[GIVEN INFORMATION]

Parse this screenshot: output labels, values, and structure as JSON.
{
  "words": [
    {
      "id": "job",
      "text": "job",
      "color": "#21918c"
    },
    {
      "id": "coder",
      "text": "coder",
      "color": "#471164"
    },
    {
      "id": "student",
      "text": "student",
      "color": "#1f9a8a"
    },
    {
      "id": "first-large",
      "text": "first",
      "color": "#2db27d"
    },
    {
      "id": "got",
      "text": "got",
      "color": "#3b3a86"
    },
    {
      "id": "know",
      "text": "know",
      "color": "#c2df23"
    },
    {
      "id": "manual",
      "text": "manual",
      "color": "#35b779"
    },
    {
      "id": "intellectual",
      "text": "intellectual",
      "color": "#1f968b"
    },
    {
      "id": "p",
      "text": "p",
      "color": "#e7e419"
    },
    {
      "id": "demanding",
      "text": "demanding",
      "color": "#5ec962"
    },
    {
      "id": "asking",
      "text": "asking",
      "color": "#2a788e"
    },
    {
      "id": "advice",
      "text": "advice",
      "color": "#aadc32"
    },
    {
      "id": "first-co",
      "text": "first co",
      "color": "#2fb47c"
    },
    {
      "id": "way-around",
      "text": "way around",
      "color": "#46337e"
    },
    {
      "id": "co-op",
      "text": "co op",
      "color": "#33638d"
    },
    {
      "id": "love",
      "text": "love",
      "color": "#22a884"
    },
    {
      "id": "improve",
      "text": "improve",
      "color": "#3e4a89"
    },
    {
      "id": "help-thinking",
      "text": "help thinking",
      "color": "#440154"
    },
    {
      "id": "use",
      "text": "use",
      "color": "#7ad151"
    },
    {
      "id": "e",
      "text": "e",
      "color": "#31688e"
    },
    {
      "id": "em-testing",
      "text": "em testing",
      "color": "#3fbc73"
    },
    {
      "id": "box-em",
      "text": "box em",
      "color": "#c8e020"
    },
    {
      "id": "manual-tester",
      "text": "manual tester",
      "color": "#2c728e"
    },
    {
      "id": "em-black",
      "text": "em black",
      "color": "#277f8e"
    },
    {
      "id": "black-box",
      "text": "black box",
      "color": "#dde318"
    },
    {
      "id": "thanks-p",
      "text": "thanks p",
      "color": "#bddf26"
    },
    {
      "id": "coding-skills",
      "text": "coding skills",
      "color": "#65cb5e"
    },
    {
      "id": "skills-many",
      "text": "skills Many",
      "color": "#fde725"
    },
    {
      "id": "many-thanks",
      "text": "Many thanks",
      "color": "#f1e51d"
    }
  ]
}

[AIM OF THE TASK] Copy every line of the material, please, keeping it exactly the same.

[ANSWER]
Parse this screenshot: output labels, values, and structure as JSON.
{
  "words": [
    {
      "id": "job",
      "text": "job",
      "color": "#21918c"
    },
    {
      "id": "coder",
      "text": "coder",
      "color": "#471164"
    },
    {
      "id": "student",
      "text": "student",
      "color": "#1f9a8a"
    },
    {
      "id": "first-large",
      "text": "first",
      "color": "#2db27d"
    },
    {
      "id": "got",
      "text": "got",
      "color": "#3b3a86"
    },
    {
      "id": "know",
      "text": "know",
      "color": "#c2df23"
    },
    {
      "id": "manual",
      "text": "manual",
      "color": "#35b779"
    },
    {
      "id": "intellectual",
      "text": "intellectual",
      "color": "#1f968b"
    },
    {
      "id": "p",
      "text": "p",
      "color": "#e7e419"
    },
    {
      "id": "demanding",
      "text": "demanding",
      "color": "#5ec962"
    },
    {
      "id": "asking",
      "text": "asking",
      "color": "#2a788e"
    },
    {
      "id": "advice",
      "text": "advice",
      "color": "#aadc32"
    },
    {
      "id": "first-co",
      "text": "first co",
      "color": "#2fb47c"
    },
    {
      "id": "way-around",
      "text": "way around",
      "color": "#46337e"
    },
    {
      "id": "co-op",
      "text": "co op",
      "color": "#33638d"
    },
    {
      "id": "love",
      "text": "love",
      "color": "#22a884"
    },
    {
      "id": "improve",
      "text": "improve",
      "color": "#3e4a89"
    },
    {
      "id": "help-thinking",
      "text": "help thinking",
      "color": "#440154"
    },
    {
      "id": "use",
      "text": "use",
      "color": "#7ad151"
    },
    {
      "id": "e",
      "text": "e",
      "color": "#31688e"
    },
    {
      "id": "em-testing",
      "text": "em testing",
      "color": "#3fbc73"
    },
    {
      "id": "box-em",
      "text": "box em",
      "color": "#c8e020"
    },
    {
      "id": "manual-tester",
      "text": "manual tester",
      "color": "#2c728e"
    },
    {
      "id": "em-black",
      "text": "em black",
      "color": "#277f8e"
    },
    {
      "id": "black-box",
      "text": "black box",
      "color": "#dde318"
    },
    {
      "id": "thanks-p",
      "text": "thanks p",
      "color": "#bddf26"
    },
    {
      "id": "coding-skills",
      "text": "coding skills",
      "color": "#65cb5e"
    },
    {
      "id": "skills-many",
      "text": "skills Many",
      "color": "#fde725"
    },
    {
      "id": "many-thanks",
      "text": "Many thanks",
      "color": "#f1e51d"
    }
  ]
}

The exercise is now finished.